* [Problem details]:
Your task is to repeat the entries underneath exactly, minus the pictures.

* [Recorded data]:
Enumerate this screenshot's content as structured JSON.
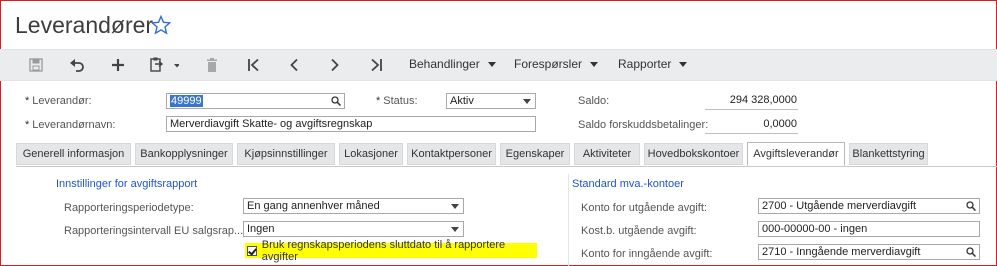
{
  "page": {
    "title": "Leverandører"
  },
  "toolbar": {
    "menus": [
      "Behandlinger",
      "Forespørsler",
      "Rapporter"
    ]
  },
  "header": {
    "vendor_label": "Leverandør:",
    "vendor_value": "49999",
    "status_label": "Status:",
    "status_value": "Aktiv",
    "balance_label": "Saldo:",
    "balance_value": "294 328,0000",
    "vendorname_label": "Leverandørnavn:",
    "vendorname_value": "Merverdiavgift Skatte- og avgiftsregnskap",
    "prepay_label": "Saldo forskuddsbetalinger:",
    "prepay_value": "0,0000"
  },
  "tabs": [
    "Generell informasjon",
    "Bankopplysninger",
    "Kjøpsinnstillinger",
    "Lokasjoner",
    "Kontaktpersoner",
    "Egenskaper",
    "Aktiviteter",
    "Hovedbokskontoer",
    "Avgiftsleverandør",
    "Blankettstyring"
  ],
  "active_tab": "Avgiftsleverandør",
  "left_section": {
    "heading": "Innstillinger for avgiftsrapport",
    "period_type_label": "Rapporteringsperiodetype:",
    "period_type_value": "En gang annenhver måned",
    "eu_interval_label": "Rapporteringsintervall EU salgsrap...",
    "eu_interval_value": "Ingen",
    "checkbox_label": "Bruk regnskapsperiodens sluttdato til å rapportere avgifter",
    "checkbox_checked": true
  },
  "right_section": {
    "heading": "Standard mva.-kontoer",
    "out_vat_label": "Konto for utgående avgift:",
    "out_vat_value": "2700 - Utgående merverdiavgift",
    "sub_label": "Kost.b. utgående avgift:",
    "sub_value": "000-00000-00 - ingen",
    "in_vat_label": "Konto for inngående avgift:",
    "in_vat_value": "2710 - Inngående merverdiavgift"
  },
  "colors": {
    "accent": "#1f54c9",
    "highlight": "#ffff00",
    "frame": "#d42020"
  },
  "icons": [
    "save-icon",
    "undo-icon",
    "add-icon",
    "copy-paste-icon",
    "delete-icon",
    "first-record-icon",
    "previous-record-icon",
    "next-record-icon",
    "last-record-icon",
    "search-icon",
    "star-icon"
  ]
}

* [Written response]:
Enumerate this screenshot's content as structured JSON.
{
  "page": {
    "title": "Leverandører"
  },
  "toolbar": {
    "menus": [
      "Behandlinger",
      "Forespørsler",
      "Rapporter"
    ]
  },
  "header": {
    "vendor_label": "Leverandør:",
    "vendor_value": "49999",
    "status_label": "Status:",
    "status_value": "Aktiv",
    "balance_label": "Saldo:",
    "balance_value": "294 328,0000",
    "vendorname_label": "Leverandørnavn:",
    "vendorname_value": "Merverdiavgift Skatte- og avgiftsregnskap",
    "prepay_label": "Saldo forskuddsbetalinger:",
    "prepay_value": "0,0000"
  },
  "tabs": [
    "Generell informasjon",
    "Bankopplysninger",
    "Kjøpsinnstillinger",
    "Lokasjoner",
    "Kontaktpersoner",
    "Egenskaper",
    "Aktiviteter",
    "Hovedbokskontoer",
    "Avgiftsleverandør",
    "Blankettstyring"
  ],
  "active_tab": "Avgiftsleverandør",
  "left_section": {
    "heading": "Innstillinger for avgiftsrapport",
    "period_type_label": "Rapporteringsperiodetype:",
    "period_type_value": "En gang annenhver måned",
    "eu_interval_label": "Rapporteringsintervall EU salgsrap...",
    "eu_interval_value": "Ingen",
    "checkbox_label": "Bruk regnskapsperiodens sluttdato til å rapportere avgifter",
    "checkbox_checked": true
  },
  "right_section": {
    "heading": "Standard mva.-kontoer",
    "out_vat_label": "Konto for utgående avgift:",
    "out_vat_value": "2700 - Utgående merverdiavgift",
    "sub_label": "Kost.b. utgående avgift:",
    "sub_value": "000-00000-00 - ingen",
    "in_vat_label": "Konto for inngående avgift:",
    "in_vat_value": "2710 - Inngående merverdiavgift"
  },
  "colors": {
    "accent": "#1f54c9",
    "highlight": "#ffff00",
    "frame": "#d42020"
  },
  "icons": [
    "save-icon",
    "undo-icon",
    "add-icon",
    "copy-paste-icon",
    "delete-icon",
    "first-record-icon",
    "previous-record-icon",
    "next-record-icon",
    "last-record-icon",
    "search-icon",
    "star-icon"
  ]
}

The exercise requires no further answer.